--- BEGIN Record set ---

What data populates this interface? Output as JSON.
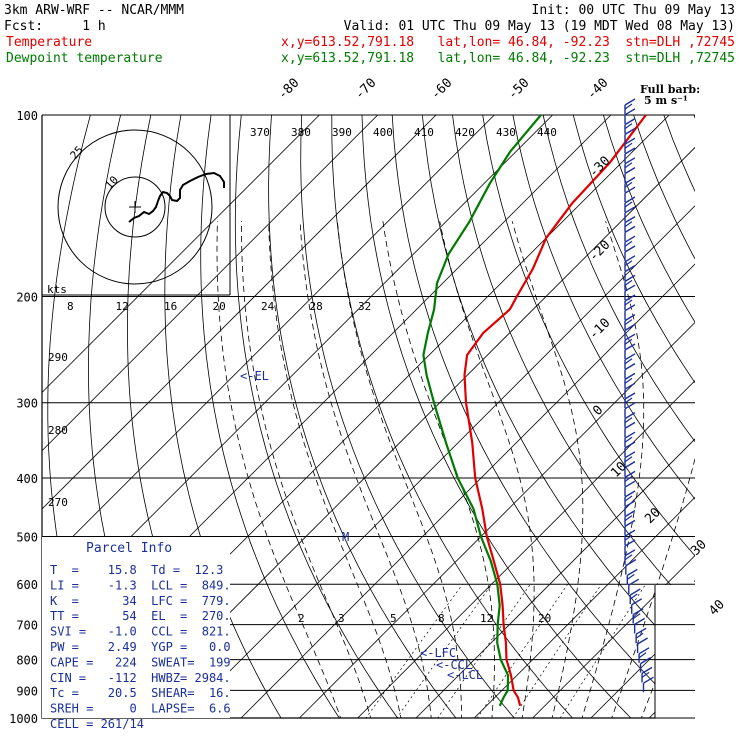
{
  "header": {
    "line1_left": "3km ARW-WRF -- NCAR/MMM",
    "line1_right": "Init: 00 UTC Thu 09 May 13",
    "line2_left": "Fcst:     1 h",
    "line2_right": "Valid: 01 UTC Thu 09 May 13 (19 MDT Wed 08 May 13)",
    "temp_label": "Temperature",
    "temp_info": "x,y=613.52,791.18   lat,lon= 46.84, -92.23  stn=DLH ,72745",
    "dew_label": "Dewpoint temperature",
    "dew_info": "x,y=613.52,791.18   lat,lon= 46.84, -92.23  stn=DLH ,72745"
  },
  "colors": {
    "temperature": "#e00000",
    "dewpoint": "#007a00",
    "wind": "#1a2f9a",
    "index_text": "#1a2f9a"
  },
  "chart_data": {
    "type": "line",
    "title": "",
    "pressure_ticks": [
      100,
      200,
      300,
      400,
      500,
      600,
      700,
      800,
      900,
      1000
    ],
    "pressure_range": [
      1000,
      100
    ],
    "isotherm_labels": [
      "-80",
      "-70",
      "-60",
      "-50",
      "-40",
      "-30",
      "-20",
      "-10",
      "0",
      "10",
      "20",
      "30",
      "40"
    ],
    "theta_labels": [
      "290",
      "280",
      "270"
    ],
    "theta_e_labels": [
      "370",
      "380",
      "390",
      "400",
      "410",
      "420",
      "430",
      "440"
    ],
    "mixing_ratio_labels": [
      "2",
      "3",
      "5",
      "8",
      "12",
      "20"
    ],
    "series": [
      {
        "name": "Temperature",
        "points": [
          [
            955,
            15.8
          ],
          [
            925,
            14.0
          ],
          [
            900,
            12.0
          ],
          [
            850,
            9.0
          ],
          [
            800,
            5.5
          ],
          [
            750,
            2.5
          ],
          [
            700,
            -1.0
          ],
          [
            650,
            -4.5
          ],
          [
            600,
            -8.5
          ],
          [
            550,
            -13.5
          ],
          [
            500,
            -19.0
          ],
          [
            450,
            -24.5
          ],
          [
            400,
            -31.0
          ],
          [
            350,
            -37.5
          ],
          [
            300,
            -45.5
          ],
          [
            270,
            -50.5
          ],
          [
            250,
            -53.5
          ],
          [
            230,
            -54.5
          ],
          [
            210,
            -54.0
          ],
          [
            200,
            -55.0
          ],
          [
            180,
            -57.0
          ],
          [
            160,
            -60.0
          ],
          [
            140,
            -61.5
          ],
          [
            120,
            -62.0
          ],
          [
            100,
            -64.0
          ]
        ]
      },
      {
        "name": "Dewpoint temperature",
        "points": [
          [
            955,
            12.3
          ],
          [
            925,
            11.5
          ],
          [
            900,
            11.0
          ],
          [
            850,
            8.5
          ],
          [
            800,
            4.5
          ],
          [
            750,
            1.0
          ],
          [
            700,
            -2.0
          ],
          [
            650,
            -5.0
          ],
          [
            600,
            -9.0
          ],
          [
            550,
            -14.0
          ],
          [
            500,
            -20.0
          ],
          [
            450,
            -26.0
          ],
          [
            400,
            -34.0
          ],
          [
            350,
            -42.0
          ],
          [
            300,
            -51.0
          ],
          [
            270,
            -57.0
          ],
          [
            250,
            -61.0
          ],
          [
            230,
            -64.0
          ],
          [
            210,
            -67.0
          ],
          [
            190,
            -71.0
          ],
          [
            170,
            -74.0
          ],
          [
            150,
            -76.0
          ],
          [
            130,
            -79.0
          ],
          [
            115,
            -81.0
          ],
          [
            100,
            -82.0
          ]
        ]
      }
    ],
    "levels": {
      "LFC": 779,
      "CCL": 821,
      "LCL": 849,
      "EL": 270
    }
  },
  "level_markers": {
    "el": "<-EL",
    "lfc": "<-LFC",
    "ccl": "<-CCL",
    "lcl": "<-LCL",
    "m": "M"
  },
  "hodograph": {
    "unit": "kts",
    "ring_label": "25",
    "inner_label": "10",
    "speed_ticks": [
      "8",
      "12",
      "16",
      "20",
      "24",
      "28",
      "32"
    ]
  },
  "wind_legend": {
    "line1": "Full barb:",
    "line2": "5 m s⁻¹"
  },
  "parcel_info": {
    "title": "Parcel Info",
    "rows": [
      "T  =    15.8  Td =  12.3",
      "LI =    -1.3  LCL =  849.",
      "K  =      34  LFC =  779.",
      "TT =      54  EL  =  270.",
      "SVI =   -1.0  CCL =  821.",
      "PW =    2.49  YGP =   0.0",
      "CAPE =   224  SWEAT=  199",
      "CIN =   -112  HWBZ= 2984.",
      "Tc =    20.5  SHEAR=  16.",
      "SREH =     0  LAPSE=  6.6",
      "CELL = 261/14"
    ]
  }
}
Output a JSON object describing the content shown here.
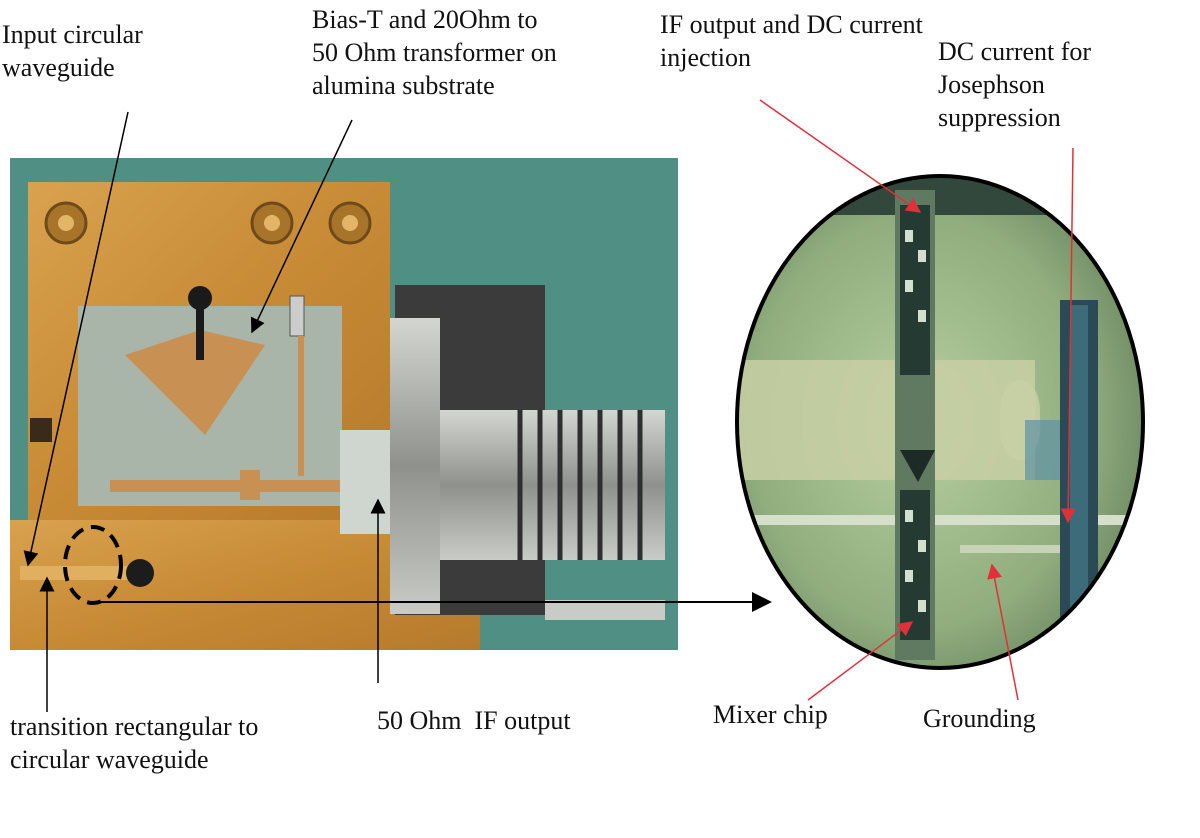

--- END Record set ---

### What to produce
Search the records for the string "name" and return every line in which it occurs.

### Output for this task
        "name": "Temperature",
        "name": "Dewpoint temperature",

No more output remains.